> [Aim]: Retype the complete listing exactly as it appears.

> [Provided records]:

○ ○ ○ ○ ○ ○ ○

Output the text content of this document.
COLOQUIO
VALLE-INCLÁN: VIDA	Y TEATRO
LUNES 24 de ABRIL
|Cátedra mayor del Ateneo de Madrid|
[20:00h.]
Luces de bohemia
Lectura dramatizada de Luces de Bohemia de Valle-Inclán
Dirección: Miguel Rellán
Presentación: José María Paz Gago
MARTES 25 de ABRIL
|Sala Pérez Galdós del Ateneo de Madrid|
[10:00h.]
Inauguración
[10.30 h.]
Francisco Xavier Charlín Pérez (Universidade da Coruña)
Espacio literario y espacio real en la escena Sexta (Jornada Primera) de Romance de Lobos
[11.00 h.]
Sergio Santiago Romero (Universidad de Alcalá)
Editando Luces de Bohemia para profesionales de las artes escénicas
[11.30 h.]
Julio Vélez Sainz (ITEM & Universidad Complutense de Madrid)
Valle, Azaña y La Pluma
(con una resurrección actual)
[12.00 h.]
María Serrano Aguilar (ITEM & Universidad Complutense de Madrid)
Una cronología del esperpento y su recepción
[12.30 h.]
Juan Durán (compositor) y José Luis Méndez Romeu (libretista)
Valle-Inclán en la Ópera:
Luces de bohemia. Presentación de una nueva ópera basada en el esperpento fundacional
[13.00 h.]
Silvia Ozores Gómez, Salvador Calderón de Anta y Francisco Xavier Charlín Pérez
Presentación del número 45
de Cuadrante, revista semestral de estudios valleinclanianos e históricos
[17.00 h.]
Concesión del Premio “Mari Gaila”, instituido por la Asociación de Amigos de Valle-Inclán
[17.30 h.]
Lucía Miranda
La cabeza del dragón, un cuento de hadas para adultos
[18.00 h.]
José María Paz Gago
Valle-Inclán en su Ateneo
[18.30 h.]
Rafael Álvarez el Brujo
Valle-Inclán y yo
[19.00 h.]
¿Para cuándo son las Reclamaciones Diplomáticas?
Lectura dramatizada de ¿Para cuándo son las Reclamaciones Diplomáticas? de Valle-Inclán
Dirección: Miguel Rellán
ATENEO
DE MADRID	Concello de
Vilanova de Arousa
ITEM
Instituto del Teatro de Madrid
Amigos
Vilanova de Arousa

○ ○ ○ ○ ○ ○ ○

> [Exercise result]:
Output the text content of this document.
COLOQUIO
VALLE-INCLÁN: VIDA	Y TEATRO
LUNES 24 de ABRIL
|Cátedra mayor del Ateneo de Madrid|
[20:00h.]
Luces de bohemia
Lectura dramatizada de Luces de Bohemia de Valle-Inclán
Dirección: Miguel Rellán
Presentación: José María Paz Gago
MARTES 25 de ABRIL
|Sala Pérez Galdós del Ateneo de Madrid|
[10:00h.]
Inauguración
[10.30 h.]
Francisco Xavier Charlín Pérez (Universidade da Coruña)
Espacio literario y espacio real en la escena Sexta (Jornada Primera) de Romance de Lobos
[11.00 h.]
Sergio Santiago Romero (Universidad de Alcalá)
Editando Luces de Bohemia para profesionales de las artes escénicas
[11.30 h.]
Julio Vélez Sainz (ITEM & Universidad Complutense de Madrid)
Valle, Azaña y La Pluma
(con una resurrección actual)
[12.00 h.]
María Serrano Aguilar (ITEM & Universidad Complutense de Madrid)
Una cronología del esperpento y su recepción
[12.30 h.]
Juan Durán (compositor) y José Luis Méndez Romeu (libretista)
Valle-Inclán en la Ópera:
Luces de bohemia. Presentación de una nueva ópera basada en el esperpento fundacional
[13.00 h.]
Silvia Ozores Gómez, Salvador Calderón de Anta y Francisco Xavier Charlín Pérez
Presentación del número 45
de Cuadrante, revista semestral de estudios valleinclanianos e históricos
[17.00 h.]
Concesión del Premio “Mari Gaila”, instituido por la Asociación de Amigos de Valle-Inclán
[17.30 h.]
Lucía Miranda
La cabeza del dragón, un cuento de hadas para adultos
[18.00 h.]
José María Paz Gago
Valle-Inclán en su Ateneo
[18.30 h.]
Rafael Álvarez el Brujo
Valle-Inclán y yo
[19.00 h.]
¿Para cuándo son las Reclamaciones Diplomáticas?
Lectura dramatizada de ¿Para cuándo son las Reclamaciones Diplomáticas? de Valle-Inclán
Dirección: Miguel Rellán
ATENEO
DE MADRID	Concello de
Vilanova de Arousa
ITEM
Instituto del Teatro de Madrid
Amigos
Vilanova de Arousa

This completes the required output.